Figure dataset records:
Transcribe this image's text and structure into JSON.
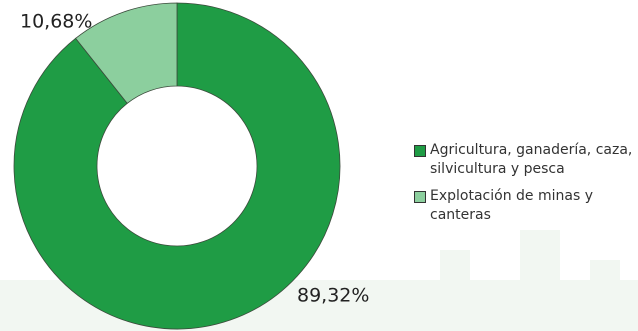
{
  "chart_data": {
    "type": "donut",
    "series": [
      {
        "name": "Agricultura, ganadería, caza, silvicultura y pesca",
        "color": "#1f9c45"
      },
      {
        "name": "Explotación de minas y canteras",
        "color": "#8ccf9e"
      }
    ],
    "values": [
      89.32,
      10.68
    ],
    "value_labels": [
      "89,32%",
      "10,68%"
    ],
    "legend": "right"
  }
}
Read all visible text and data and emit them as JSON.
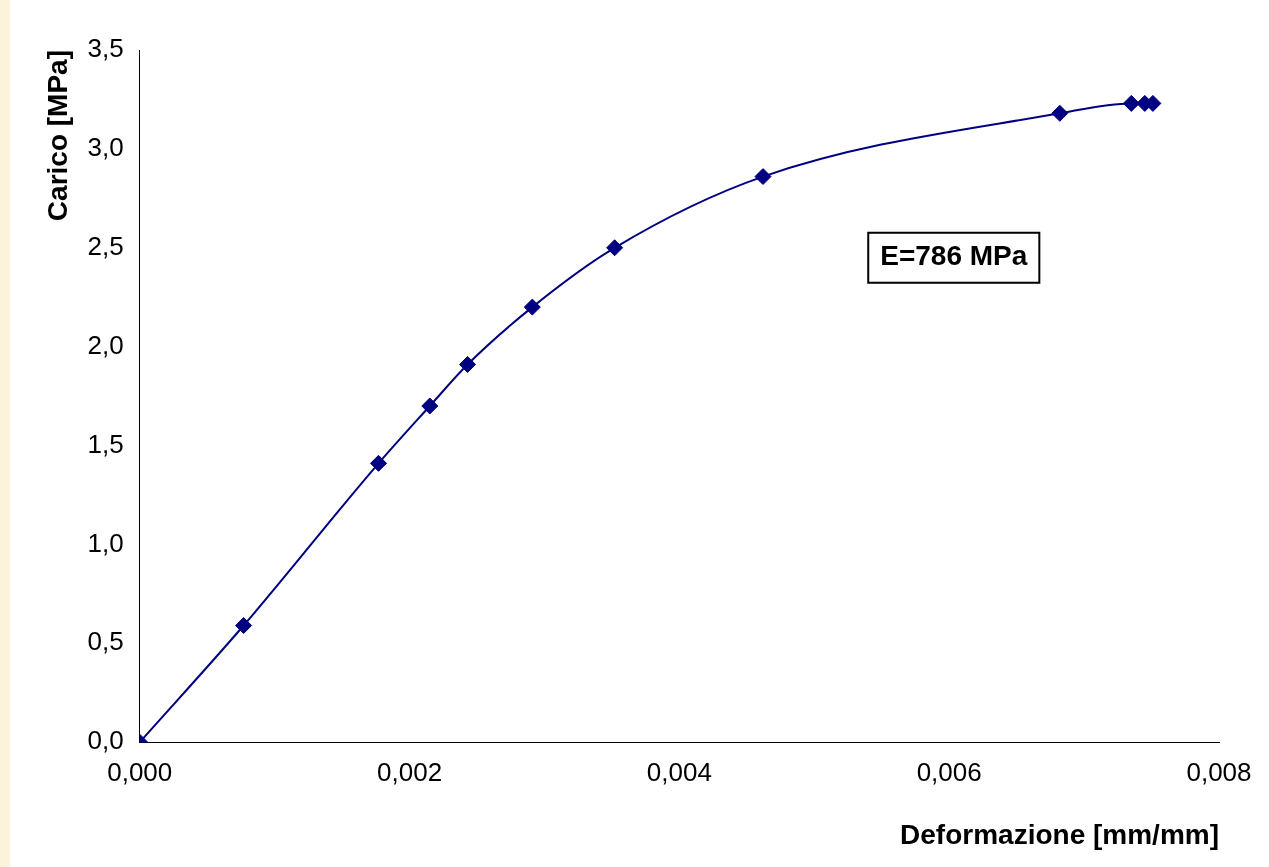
{
  "chart_data": {
    "type": "line",
    "xlabel": "Deformazione [mm/mm]",
    "ylabel": "Carico [MPa]",
    "x": [
      0,
      0.00077,
      0.00177,
      0.00215,
      0.00243,
      0.00291,
      0.00352,
      0.00462,
      0.00682,
      0.00735,
      0.00745,
      0.00751
    ],
    "series": [
      {
        "color": "#000080",
        "values": [
          0,
          0.59,
          1.41,
          1.7,
          1.91,
          2.2,
          2.5,
          2.86,
          3.18,
          3.23,
          3.23,
          3.23
        ]
      }
    ],
    "xlim": [
      0,
      0.008
    ],
    "xticks": [
      {
        "value": 0,
        "label": "0,000"
      },
      {
        "value": 0.002,
        "label": "0,002"
      },
      {
        "value": 0.004,
        "label": "0,004"
      },
      {
        "value": 0.006,
        "label": "0,006"
      },
      {
        "value": 0.008,
        "label": "0,008"
      }
    ],
    "ylim": [
      0,
      3.5
    ],
    "yticks": [
      {
        "value": 0,
        "label": "0,0"
      },
      {
        "value": 0.5,
        "label": "0,5"
      },
      {
        "value": 1,
        "label": "1,0"
      },
      {
        "value": 1.5,
        "label": "1,5"
      },
      {
        "value": 2,
        "label": "2,0"
      },
      {
        "value": 2.5,
        "label": "2,5"
      },
      {
        "value": 3,
        "label": "3,0"
      },
      {
        "value": 3.5,
        "label": "3,5"
      }
    ],
    "annotations": [
      "E=786 MPa"
    ],
    "marker": "diamond",
    "line_style": "solid",
    "grid": false,
    "legend": false
  }
}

■ Exercise requirements
Read through the lines above and collect those that contain the string "name".

■ Solved problem
        "name": "Agricultura, ganadería, caza, silvicultura y pesca",
        "name": "Explotación de minas y canteras",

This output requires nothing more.